[Extracts from a graphics dataset]
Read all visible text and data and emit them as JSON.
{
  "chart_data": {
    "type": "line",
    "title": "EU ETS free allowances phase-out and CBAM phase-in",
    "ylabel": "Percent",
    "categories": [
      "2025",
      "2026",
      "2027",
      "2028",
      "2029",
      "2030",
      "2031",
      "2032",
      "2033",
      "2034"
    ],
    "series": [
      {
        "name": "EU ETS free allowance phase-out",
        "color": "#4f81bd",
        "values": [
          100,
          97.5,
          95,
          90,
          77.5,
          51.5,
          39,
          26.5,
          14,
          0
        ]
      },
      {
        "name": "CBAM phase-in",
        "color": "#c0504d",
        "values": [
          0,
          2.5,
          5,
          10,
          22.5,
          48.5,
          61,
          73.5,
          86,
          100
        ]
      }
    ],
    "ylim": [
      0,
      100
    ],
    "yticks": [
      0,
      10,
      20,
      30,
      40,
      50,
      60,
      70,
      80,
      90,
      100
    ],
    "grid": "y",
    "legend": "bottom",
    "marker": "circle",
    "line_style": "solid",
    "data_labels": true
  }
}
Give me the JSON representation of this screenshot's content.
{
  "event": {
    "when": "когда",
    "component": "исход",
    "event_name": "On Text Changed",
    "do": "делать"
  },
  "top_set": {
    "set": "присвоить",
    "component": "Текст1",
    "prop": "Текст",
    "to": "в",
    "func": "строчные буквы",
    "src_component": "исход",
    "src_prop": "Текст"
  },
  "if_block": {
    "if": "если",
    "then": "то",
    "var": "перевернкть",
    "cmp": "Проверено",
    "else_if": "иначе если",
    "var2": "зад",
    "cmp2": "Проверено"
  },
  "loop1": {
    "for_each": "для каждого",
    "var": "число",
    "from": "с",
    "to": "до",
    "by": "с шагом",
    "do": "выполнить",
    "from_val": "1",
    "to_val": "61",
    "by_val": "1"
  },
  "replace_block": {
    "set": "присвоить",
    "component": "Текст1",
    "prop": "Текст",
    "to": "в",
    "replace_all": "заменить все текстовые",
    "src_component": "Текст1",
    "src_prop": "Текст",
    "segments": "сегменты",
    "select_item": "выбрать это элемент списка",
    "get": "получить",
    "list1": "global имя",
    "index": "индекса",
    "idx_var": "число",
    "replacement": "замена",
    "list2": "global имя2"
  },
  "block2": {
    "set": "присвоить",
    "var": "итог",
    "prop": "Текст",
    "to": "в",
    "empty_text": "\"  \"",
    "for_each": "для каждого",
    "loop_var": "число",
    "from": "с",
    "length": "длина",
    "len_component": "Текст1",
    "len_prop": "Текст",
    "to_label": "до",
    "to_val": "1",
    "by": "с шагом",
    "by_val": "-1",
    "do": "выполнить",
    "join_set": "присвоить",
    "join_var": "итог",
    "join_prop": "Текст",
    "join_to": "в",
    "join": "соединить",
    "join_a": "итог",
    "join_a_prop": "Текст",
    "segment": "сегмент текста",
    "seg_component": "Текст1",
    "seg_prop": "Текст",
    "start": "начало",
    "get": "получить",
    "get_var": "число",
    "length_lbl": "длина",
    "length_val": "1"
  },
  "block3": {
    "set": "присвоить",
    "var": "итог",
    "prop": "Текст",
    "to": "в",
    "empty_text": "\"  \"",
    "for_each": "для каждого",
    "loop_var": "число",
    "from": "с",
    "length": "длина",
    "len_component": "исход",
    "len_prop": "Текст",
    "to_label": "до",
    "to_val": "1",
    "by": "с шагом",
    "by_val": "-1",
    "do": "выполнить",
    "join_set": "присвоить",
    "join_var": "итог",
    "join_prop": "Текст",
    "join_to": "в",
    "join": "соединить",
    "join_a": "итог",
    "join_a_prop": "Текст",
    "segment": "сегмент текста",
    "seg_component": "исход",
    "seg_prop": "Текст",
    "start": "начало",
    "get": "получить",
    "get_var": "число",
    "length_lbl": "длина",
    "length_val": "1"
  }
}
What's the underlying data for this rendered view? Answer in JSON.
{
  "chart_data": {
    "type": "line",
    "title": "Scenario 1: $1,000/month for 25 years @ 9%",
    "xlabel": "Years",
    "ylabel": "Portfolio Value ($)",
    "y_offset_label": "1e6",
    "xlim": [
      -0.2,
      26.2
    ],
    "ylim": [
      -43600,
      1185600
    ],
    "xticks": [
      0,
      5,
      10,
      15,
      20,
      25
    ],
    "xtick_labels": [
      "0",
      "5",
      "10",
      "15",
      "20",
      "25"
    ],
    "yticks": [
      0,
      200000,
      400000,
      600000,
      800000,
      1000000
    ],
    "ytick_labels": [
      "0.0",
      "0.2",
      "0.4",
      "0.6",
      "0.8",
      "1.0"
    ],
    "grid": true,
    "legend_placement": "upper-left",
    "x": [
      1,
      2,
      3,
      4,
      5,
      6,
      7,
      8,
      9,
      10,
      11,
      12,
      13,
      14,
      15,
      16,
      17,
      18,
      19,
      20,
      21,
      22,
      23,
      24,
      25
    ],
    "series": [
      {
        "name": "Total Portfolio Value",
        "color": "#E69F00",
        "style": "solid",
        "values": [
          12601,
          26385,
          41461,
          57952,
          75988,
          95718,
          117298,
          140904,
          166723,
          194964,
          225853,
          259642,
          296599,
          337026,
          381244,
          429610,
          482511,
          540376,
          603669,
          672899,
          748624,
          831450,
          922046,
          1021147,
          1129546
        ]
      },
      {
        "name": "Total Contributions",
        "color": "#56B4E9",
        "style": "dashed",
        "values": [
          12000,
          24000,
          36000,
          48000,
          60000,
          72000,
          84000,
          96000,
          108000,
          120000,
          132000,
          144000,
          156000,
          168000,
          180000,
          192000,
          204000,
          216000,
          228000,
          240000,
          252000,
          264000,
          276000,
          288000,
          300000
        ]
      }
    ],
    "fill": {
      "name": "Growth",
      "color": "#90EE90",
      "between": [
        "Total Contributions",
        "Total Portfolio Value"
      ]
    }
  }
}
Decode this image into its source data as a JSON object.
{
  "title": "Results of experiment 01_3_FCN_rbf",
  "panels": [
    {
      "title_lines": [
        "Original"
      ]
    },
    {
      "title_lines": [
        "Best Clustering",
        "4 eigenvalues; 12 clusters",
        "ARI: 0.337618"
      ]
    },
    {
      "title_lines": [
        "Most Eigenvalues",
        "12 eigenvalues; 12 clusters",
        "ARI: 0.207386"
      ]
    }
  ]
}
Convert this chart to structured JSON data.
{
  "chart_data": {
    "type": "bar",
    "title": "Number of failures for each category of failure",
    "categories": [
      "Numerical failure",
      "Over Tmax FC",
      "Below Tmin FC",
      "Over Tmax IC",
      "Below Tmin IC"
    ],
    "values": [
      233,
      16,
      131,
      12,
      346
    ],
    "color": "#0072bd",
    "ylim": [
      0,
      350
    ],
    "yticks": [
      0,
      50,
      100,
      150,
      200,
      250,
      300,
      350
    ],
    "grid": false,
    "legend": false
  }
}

• **EXERCISE DIRECTIONS**
Repeat exactly the lines above from the line that contains "Decode this image" through the end. Include both of these ends; leave out everything else.

• **SOLVED PROBLEM**
Decode this image into its source data as a JSON object.
{
  "title": "Results of experiment 01_3_FCN_rbf",
  "panels": [
    {
      "title_lines": [
        "Original"
      ]
    },
    {
      "title_lines": [
        "Best Clustering",
        "4 eigenvalues; 12 clusters",
        "ARI: 0.337618"
      ]
    },
    {
      "title_lines": [
        "Most Eigenvalues",
        "12 eigenvalues; 12 clusters",
        "ARI: 0.207386"
      ]
    }
  ]
}
Convert this chart to structured JSON data.
{
  "chart_data": {
    "type": "bar",
    "title": "Number of failures for each category of failure",
    "categories": [
      "Numerical failure",
      "Over Tmax FC",
      "Below Tmin FC",
      "Over Tmax IC",
      "Below Tmin IC"
    ],
    "values": [
      233,
      16,
      131,
      12,
      346
    ],
    "color": "#0072bd",
    "ylim": [
      0,
      350
    ],
    "yticks": [
      0,
      50,
      100,
      150,
      200,
      250,
      300,
      350
    ],
    "grid": false,
    "legend": false
  }
}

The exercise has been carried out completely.